Testo da leggere:
====
Le recenti parole del Papa di compassione per le tragedie nelle quali sempre più spesso si concludono i tentativi degli immigranti di approdare alle nostre coste e di appello ai paesi occidentali affinché mettano in atto politiche di soccorso sono un invito a criticare le scelte di quei governi europei che come il nostro hanno imboccato la strada della criminalizzazione dell’immigrazione indesiderata (di quelle persone che provengono dai paesi più diseredati). Parole che dovrebbero stimolare i democratici a interrogarsi sulle contraddizioni delle politiche di chiusura delle frontiere e la necessità di prestare al fenomeno migratorio una maggiore e più qualificata attenzione. Queste migrazioni bibliche – il fenomeno forse più drammatico del nuovo secolo – mettono a nudo le tensioni nelle quali si dibattono la cultura liberale e quella democratica. Gli immigrati, senza dubbio quelli che aspirano a un lavoro e una vita dignitosa, prendono sul serio la promessa del liberalismo sulla quale le società che ora li respingono sono sorte: l’impegno individuale come condizione per la realizzazione sociale.
====
Obiettivo dell'esercizio:
Le seguenti affermazioni concordano con il testo sulle migrazioni? (a) Il Papa ha rivolto un appello ai paesi occidentali perché mettano in atto politiche di soccorso. (b) Il testo definisce queste migrazioni con certezza il fenomeno più drammatico del nuovo secolo. (c) Secondo il testo, gli immigrati respingono la promessa del liberalismo. Per ognuna rispondi sì o no e cita le parole del testo che lo stabiliscono.

Dati estratti:
====
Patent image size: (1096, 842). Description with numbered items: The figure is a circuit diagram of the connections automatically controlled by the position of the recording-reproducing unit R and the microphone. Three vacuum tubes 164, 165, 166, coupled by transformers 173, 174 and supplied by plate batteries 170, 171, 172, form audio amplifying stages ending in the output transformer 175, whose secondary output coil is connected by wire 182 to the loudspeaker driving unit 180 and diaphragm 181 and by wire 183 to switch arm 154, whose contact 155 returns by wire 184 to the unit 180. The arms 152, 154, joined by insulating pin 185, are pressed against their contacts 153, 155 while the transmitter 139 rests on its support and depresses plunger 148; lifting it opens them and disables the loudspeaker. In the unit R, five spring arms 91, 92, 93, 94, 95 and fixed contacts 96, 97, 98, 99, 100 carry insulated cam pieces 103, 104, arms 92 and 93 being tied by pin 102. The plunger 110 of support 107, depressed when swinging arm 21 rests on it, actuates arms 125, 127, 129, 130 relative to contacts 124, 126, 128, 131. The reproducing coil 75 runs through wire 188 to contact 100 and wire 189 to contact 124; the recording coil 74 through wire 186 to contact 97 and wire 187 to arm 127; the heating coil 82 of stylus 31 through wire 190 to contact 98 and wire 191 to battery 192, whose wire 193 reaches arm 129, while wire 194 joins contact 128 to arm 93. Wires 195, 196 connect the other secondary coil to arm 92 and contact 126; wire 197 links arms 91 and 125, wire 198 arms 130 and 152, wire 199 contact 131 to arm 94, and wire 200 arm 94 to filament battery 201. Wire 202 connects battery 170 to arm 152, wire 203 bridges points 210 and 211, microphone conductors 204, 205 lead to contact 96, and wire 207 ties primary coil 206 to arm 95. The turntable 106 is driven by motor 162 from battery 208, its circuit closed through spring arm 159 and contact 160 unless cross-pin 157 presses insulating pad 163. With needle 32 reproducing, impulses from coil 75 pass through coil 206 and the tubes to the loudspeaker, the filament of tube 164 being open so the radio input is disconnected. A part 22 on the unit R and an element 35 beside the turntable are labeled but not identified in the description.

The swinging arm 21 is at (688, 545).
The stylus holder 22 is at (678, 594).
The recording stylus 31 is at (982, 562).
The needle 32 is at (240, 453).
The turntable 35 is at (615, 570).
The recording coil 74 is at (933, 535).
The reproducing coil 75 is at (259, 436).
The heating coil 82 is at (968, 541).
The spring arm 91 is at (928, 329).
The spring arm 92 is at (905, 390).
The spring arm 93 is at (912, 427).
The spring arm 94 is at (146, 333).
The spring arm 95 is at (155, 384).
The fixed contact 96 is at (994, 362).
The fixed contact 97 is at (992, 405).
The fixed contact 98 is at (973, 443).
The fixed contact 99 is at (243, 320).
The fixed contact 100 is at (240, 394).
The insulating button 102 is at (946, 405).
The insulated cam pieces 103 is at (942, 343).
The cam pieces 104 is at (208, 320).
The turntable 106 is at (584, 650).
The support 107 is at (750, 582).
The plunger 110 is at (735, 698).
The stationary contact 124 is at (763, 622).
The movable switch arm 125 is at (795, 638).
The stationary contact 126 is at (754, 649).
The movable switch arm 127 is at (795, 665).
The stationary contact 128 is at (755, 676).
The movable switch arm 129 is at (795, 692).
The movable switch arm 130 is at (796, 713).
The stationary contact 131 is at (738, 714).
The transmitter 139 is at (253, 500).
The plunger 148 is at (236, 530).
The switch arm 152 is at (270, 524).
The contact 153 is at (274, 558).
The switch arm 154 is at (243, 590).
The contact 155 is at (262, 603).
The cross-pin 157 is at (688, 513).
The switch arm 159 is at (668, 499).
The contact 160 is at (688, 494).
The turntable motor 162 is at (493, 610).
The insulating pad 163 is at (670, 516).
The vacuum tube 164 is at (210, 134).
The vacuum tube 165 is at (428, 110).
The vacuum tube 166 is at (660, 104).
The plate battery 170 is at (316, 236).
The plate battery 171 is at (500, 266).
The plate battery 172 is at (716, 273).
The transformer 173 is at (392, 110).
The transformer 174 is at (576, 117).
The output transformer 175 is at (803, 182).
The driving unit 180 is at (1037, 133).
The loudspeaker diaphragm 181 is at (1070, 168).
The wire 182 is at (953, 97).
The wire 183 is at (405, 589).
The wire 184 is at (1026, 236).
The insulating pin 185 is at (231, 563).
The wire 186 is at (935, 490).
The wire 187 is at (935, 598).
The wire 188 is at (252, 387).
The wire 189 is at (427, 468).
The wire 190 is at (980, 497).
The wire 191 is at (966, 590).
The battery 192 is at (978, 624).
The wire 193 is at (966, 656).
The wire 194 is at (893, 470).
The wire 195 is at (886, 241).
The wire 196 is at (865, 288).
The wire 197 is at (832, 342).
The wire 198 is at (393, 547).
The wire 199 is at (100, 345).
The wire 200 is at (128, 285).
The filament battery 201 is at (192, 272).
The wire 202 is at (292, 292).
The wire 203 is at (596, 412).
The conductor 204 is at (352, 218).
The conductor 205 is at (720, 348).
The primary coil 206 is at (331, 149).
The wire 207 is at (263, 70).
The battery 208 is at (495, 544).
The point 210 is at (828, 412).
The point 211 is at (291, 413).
====
Risultato dell'esercizio:
(a) Sì: «di appello ai paesi occidentali affinché mettano in atto politiche di soccorso».
(b) No: «il fenomeno forse più drammatico del nuovo secolo».
(c) No: «prendono sul serio la promessa del liberalismo».